■ Stored records:
--

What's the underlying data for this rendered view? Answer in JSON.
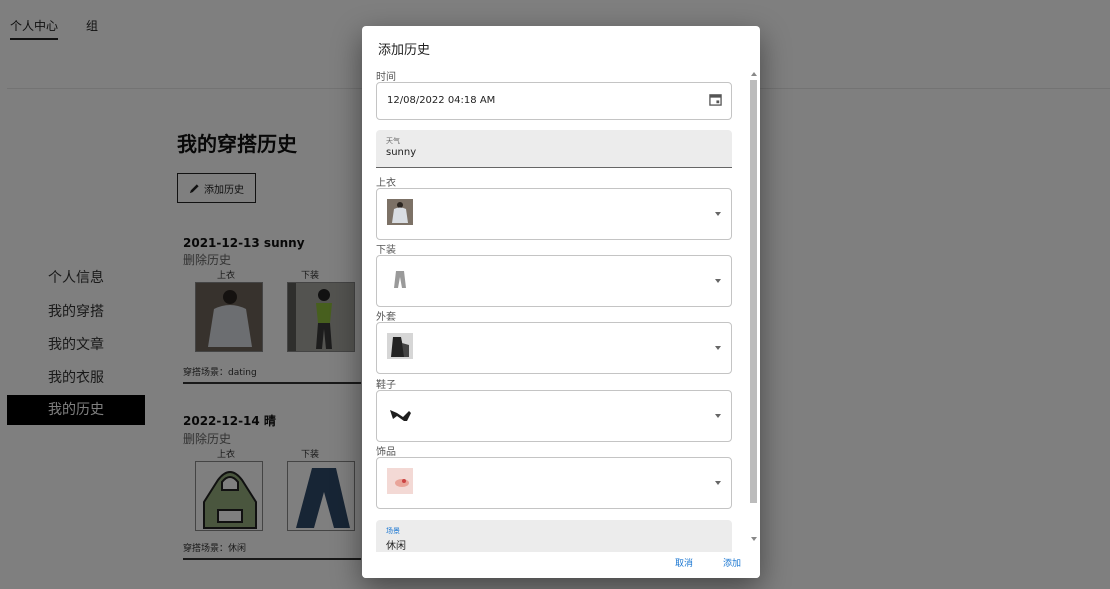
{
  "topnav": {
    "tabs": [
      "个人中心",
      "组"
    ]
  },
  "sidebar": {
    "items": [
      "个人信息",
      "我的穿搭",
      "我的文章",
      "我的衣服",
      "我的历史"
    ],
    "active_index": 4
  },
  "page": {
    "title": "我的穿搭历史",
    "add_button": "添加历史",
    "records": [
      {
        "heading": "2021-12-13 sunny",
        "delete": "删除历史",
        "top_label": "上衣",
        "bottom_label": "下装",
        "scene": "穿搭场景：dating"
      },
      {
        "heading": "2022-12-14 晴",
        "delete": "删除历史",
        "top_label": "上衣",
        "bottom_label": "下装",
        "scene": "穿搭场景：休闲"
      }
    ]
  },
  "dialog": {
    "title": "添加历史",
    "time": {
      "label": "时间",
      "value": "12/08/2022 04:18 AM"
    },
    "weather": {
      "label": "天气",
      "value": "sunny"
    },
    "top": {
      "label": "上衣"
    },
    "bottom": {
      "label": "下装"
    },
    "outerwear": {
      "label": "外套"
    },
    "shoes": {
      "label": "鞋子"
    },
    "accessory": {
      "label": "饰品"
    },
    "scene": {
      "label": "场景",
      "value": "休闲"
    },
    "cancel": "取消",
    "confirm": "添加"
  },
  "colors": {
    "accent": "#1976d2",
    "active_nav": "#000000",
    "overlay": "rgba(0,0,0,0.5)"
  }
}
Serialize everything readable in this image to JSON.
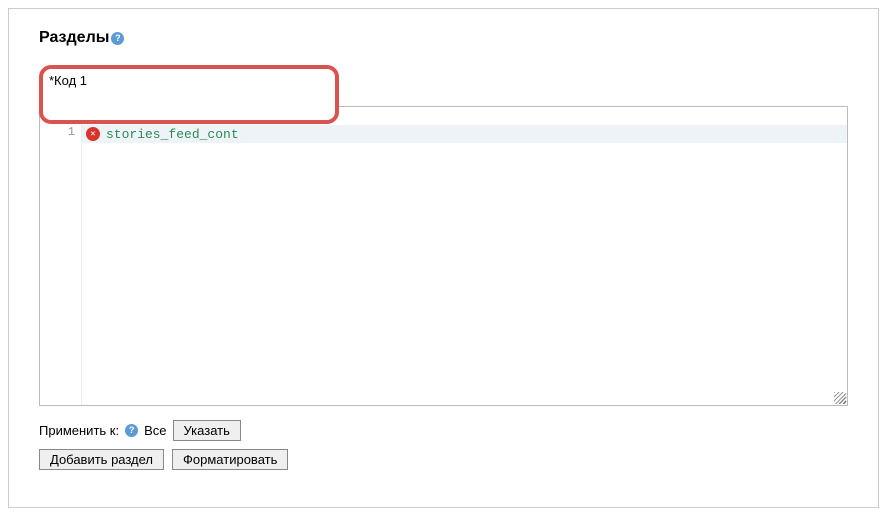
{
  "heading": "Разделы",
  "codeSection": {
    "label": "*Код 1",
    "lineNumber": "1",
    "content": "stories_feed_cont"
  },
  "applyRow": {
    "label": "Применить к:",
    "allText": "Все",
    "specifyButton": "Указать"
  },
  "buttons": {
    "addSection": "Добавить раздел",
    "format": "Форматировать"
  }
}
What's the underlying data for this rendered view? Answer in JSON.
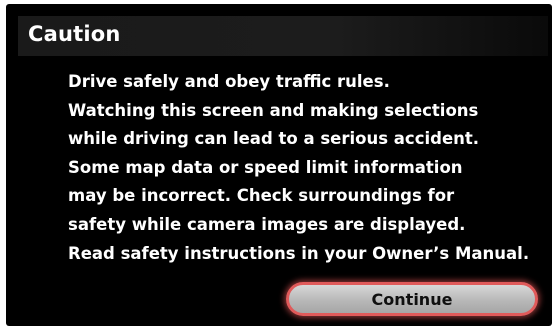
{
  "dialog": {
    "title": "Caution",
    "lines": [
      "Drive safely and obey traffic rules.",
      "Watching this screen and making selections",
      "while driving can lead to a serious accident.",
      "Some map data or speed limit information",
      "may be incorrect. Check surroundings for",
      "safety while camera images are displayed.",
      "Read safety instructions in your Owner’s Manual."
    ],
    "continue_label": "Continue"
  },
  "colors": {
    "background": "#000000",
    "text": "#ffffff",
    "button_highlight": "#e05a5a"
  }
}
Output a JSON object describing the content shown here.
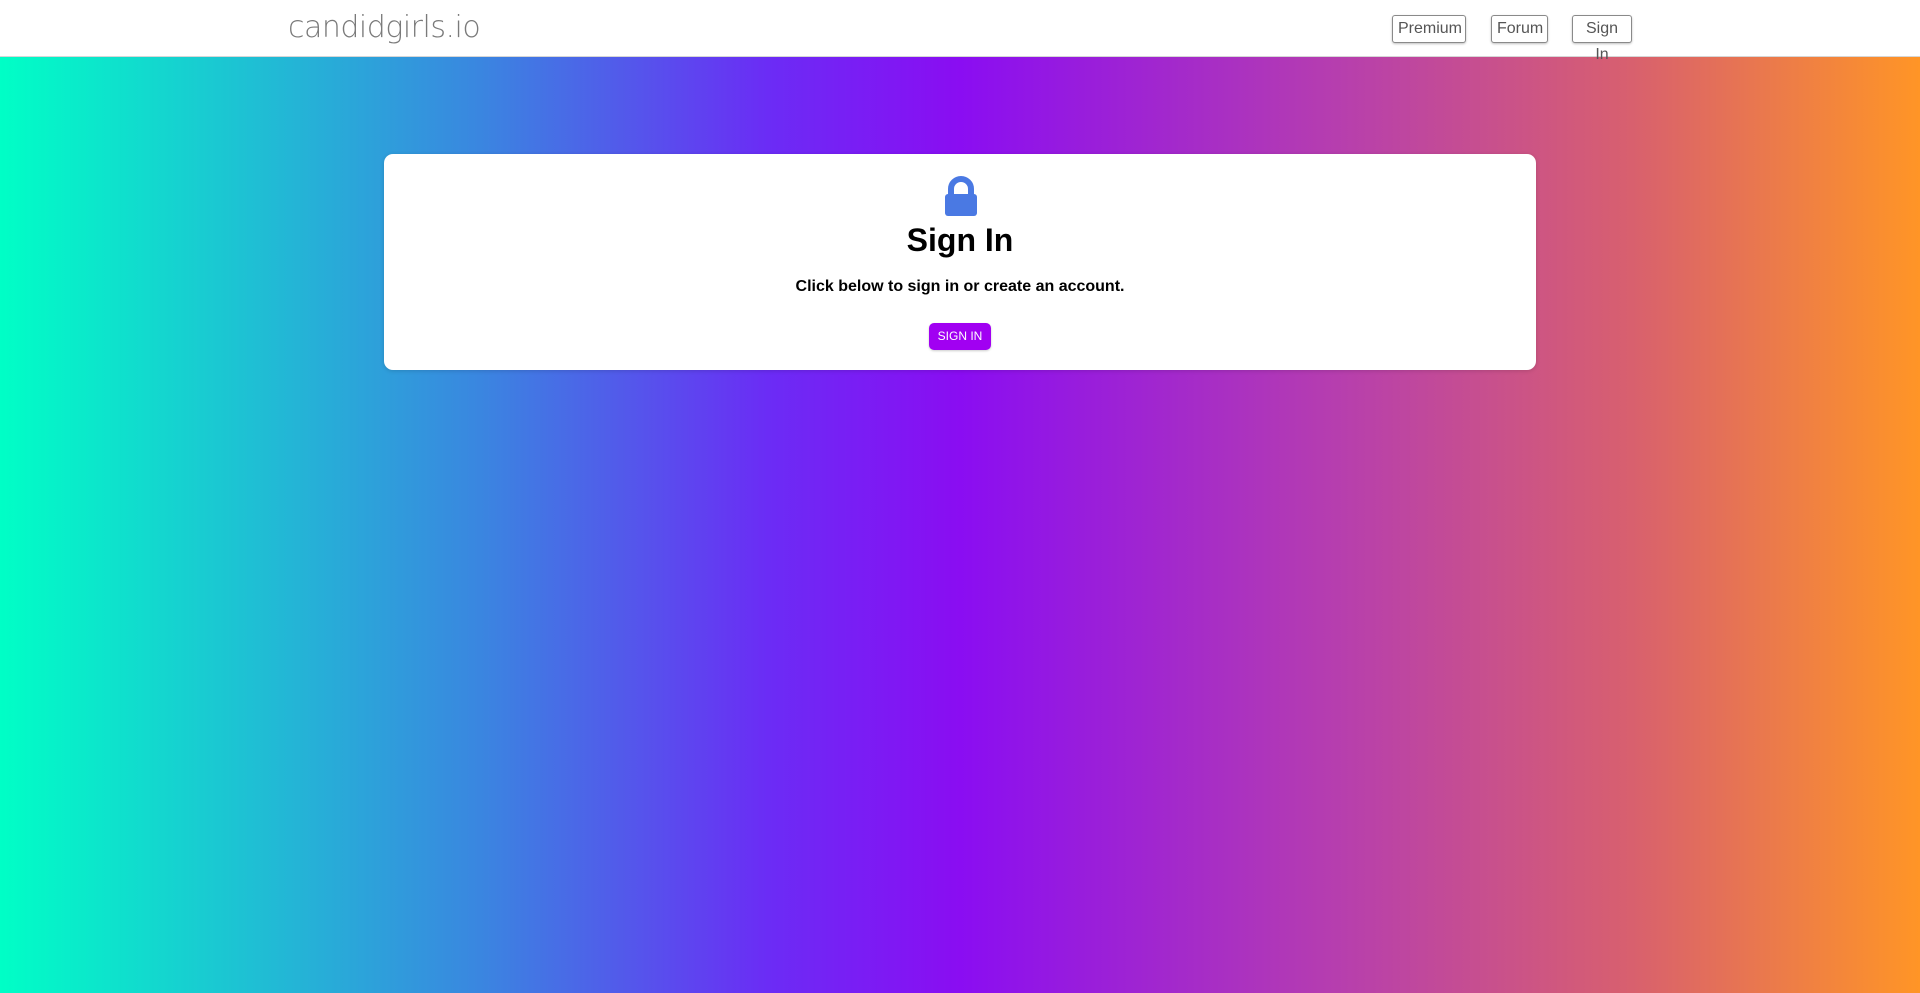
{
  "header": {
    "logo": "candidgirls.io",
    "nav": {
      "premium": "Premium",
      "forum": "Forum",
      "sign_in": "Sign In"
    }
  },
  "card": {
    "icon": "lock-icon",
    "title": "Sign In",
    "subtitle": "Click below to sign in or create an account.",
    "button_label": "SIGN IN"
  },
  "colors": {
    "accent": "#a100f2",
    "lock_icon": "#4a79e3",
    "gradient_stops": [
      "#00ffc6",
      "#3a86e0",
      "#6b2cf5",
      "#8a0df2",
      "#b73fad",
      "#d8606e",
      "#ff9526"
    ]
  }
}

--

■ What to produce: Give the data above again in full and unchanged, skipping the pictures.

■ Exercise answer:
What's the underlying data for this rendered view? Answer in JSON.
{
  "topnav": {
    "tabs": [
      "个人中心",
      "组"
    ]
  },
  "sidebar": {
    "items": [
      "个人信息",
      "我的穿搭",
      "我的文章",
      "我的衣服",
      "我的历史"
    ],
    "active_index": 4
  },
  "page": {
    "title": "我的穿搭历史",
    "add_button": "添加历史",
    "records": [
      {
        "heading": "2021-12-13 sunny",
        "delete": "删除历史",
        "top_label": "上衣",
        "bottom_label": "下装",
        "scene": "穿搭场景：dating"
      },
      {
        "heading": "2022-12-14 晴",
        "delete": "删除历史",
        "top_label": "上衣",
        "bottom_label": "下装",
        "scene": "穿搭场景：休闲"
      }
    ]
  },
  "dialog": {
    "title": "添加历史",
    "time": {
      "label": "时间",
      "value": "12/08/2022 04:18 AM"
    },
    "weather": {
      "label": "天气",
      "value": "sunny"
    },
    "top": {
      "label": "上衣"
    },
    "bottom": {
      "label": "下装"
    },
    "outerwear": {
      "label": "外套"
    },
    "shoes": {
      "label": "鞋子"
    },
    "accessory": {
      "label": "饰品"
    },
    "scene": {
      "label": "场景",
      "value": "休闲"
    },
    "cancel": "取消",
    "confirm": "添加"
  },
  "colors": {
    "accent": "#1976d2",
    "active_nav": "#000000",
    "overlay": "rgba(0,0,0,0.5)"
  }
}
Serialize everything readable in this image to JSON.
{
  "heading": "Разделы",
  "codeSection": {
    "label": "*Код 1",
    "lineNumber": "1",
    "content": "stories_feed_cont"
  },
  "applyRow": {
    "label": "Применить к:",
    "allText": "Все",
    "specifyButton": "Указать"
  },
  "buttons": {
    "addSection": "Добавить раздел",
    "format": "Форматировать"
  }
}
What's the underlying data for this rendered view? Answer in JSON.
{
  "dialog": {
    "title": "Caution",
    "lines": [
      "Drive safely and obey traffic rules.",
      "Watching this screen and making selections",
      "while driving can lead to a serious accident.",
      "Some map data or speed limit information",
      "may be incorrect. Check surroundings for",
      "safety while camera images are displayed.",
      "Read safety instructions in your Owner’s Manual."
    ],
    "continue_label": "Continue"
  },
  "colors": {
    "background": "#000000",
    "text": "#ffffff",
    "button_highlight": "#e05a5a"
  }
}
Output a JSON object describing the content shown here.
{
  "header": {
    "logo": "candidgirls.io",
    "nav": {
      "premium": "Premium",
      "forum": "Forum",
      "sign_in": "Sign In"
    }
  },
  "card": {
    "icon": "lock-icon",
    "title": "Sign In",
    "subtitle": "Click below to sign in or create an account.",
    "button_label": "SIGN IN"
  },
  "colors": {
    "accent": "#a100f2",
    "lock_icon": "#4a79e3",
    "gradient_stops": [
      "#00ffc6",
      "#3a86e0",
      "#6b2cf5",
      "#8a0df2",
      "#b73fad",
      "#d8606e",
      "#ff9526"
    ]
  }
}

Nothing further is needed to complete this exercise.